- Brief:
Present the following entries again, word for word and in full.

- Source records:
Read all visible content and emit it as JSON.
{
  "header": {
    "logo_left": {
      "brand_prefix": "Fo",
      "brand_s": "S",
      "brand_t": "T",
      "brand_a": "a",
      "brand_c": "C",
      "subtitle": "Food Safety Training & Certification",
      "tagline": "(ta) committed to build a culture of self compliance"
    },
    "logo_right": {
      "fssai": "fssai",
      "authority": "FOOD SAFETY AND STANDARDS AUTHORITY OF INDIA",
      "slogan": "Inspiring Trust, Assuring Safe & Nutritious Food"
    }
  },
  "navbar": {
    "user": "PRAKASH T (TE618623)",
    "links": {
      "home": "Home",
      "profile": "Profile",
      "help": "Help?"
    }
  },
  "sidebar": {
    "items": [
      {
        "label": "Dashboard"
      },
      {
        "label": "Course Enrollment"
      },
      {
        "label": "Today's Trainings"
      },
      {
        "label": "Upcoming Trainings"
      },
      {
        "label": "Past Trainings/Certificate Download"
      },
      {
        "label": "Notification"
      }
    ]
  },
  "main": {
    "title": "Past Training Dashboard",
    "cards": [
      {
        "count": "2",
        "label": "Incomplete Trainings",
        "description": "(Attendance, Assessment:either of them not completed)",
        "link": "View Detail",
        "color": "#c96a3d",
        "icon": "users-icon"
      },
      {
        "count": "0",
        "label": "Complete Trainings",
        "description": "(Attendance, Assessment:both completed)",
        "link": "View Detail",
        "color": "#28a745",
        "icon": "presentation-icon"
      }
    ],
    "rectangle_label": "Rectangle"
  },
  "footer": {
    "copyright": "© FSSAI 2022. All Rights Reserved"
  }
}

- Response to this task:
Read all visible content and emit it as JSON.
{
  "header": {
    "logo_left": {
      "brand_prefix": "Fo",
      "brand_s": "S",
      "brand_t": "T",
      "brand_a": "a",
      "brand_c": "C",
      "subtitle": "Food Safety Training & Certification",
      "tagline": "(ta) committed to build a culture of self compliance"
    },
    "logo_right": {
      "fssai": "fssai",
      "authority": "FOOD SAFETY AND STANDARDS AUTHORITY OF INDIA",
      "slogan": "Inspiring Trust, Assuring Safe & Nutritious Food"
    }
  },
  "navbar": {
    "user": "PRAKASH T (TE618623)",
    "links": {
      "home": "Home",
      "profile": "Profile",
      "help": "Help?"
    }
  },
  "sidebar": {
    "items": [
      {
        "label": "Dashboard"
      },
      {
        "label": "Course Enrollment"
      },
      {
        "label": "Today's Trainings"
      },
      {
        "label": "Upcoming Trainings"
      },
      {
        "label": "Past Trainings/Certificate Download"
      },
      {
        "label": "Notification"
      }
    ]
  },
  "main": {
    "title": "Past Training Dashboard",
    "cards": [
      {
        "count": "2",
        "label": "Incomplete Trainings",
        "description": "(Attendance, Assessment:either of them not completed)",
        "link": "View Detail",
        "color": "#c96a3d",
        "icon": "users-icon"
      },
      {
        "count": "0",
        "label": "Complete Trainings",
        "description": "(Attendance, Assessment:both completed)",
        "link": "View Detail",
        "color": "#28a745",
        "icon": "presentation-icon"
      }
    ],
    "rectangle_label": "Rectangle"
  },
  "footer": {
    "copyright": "© FSSAI 2022. All Rights Reserved"
  }
}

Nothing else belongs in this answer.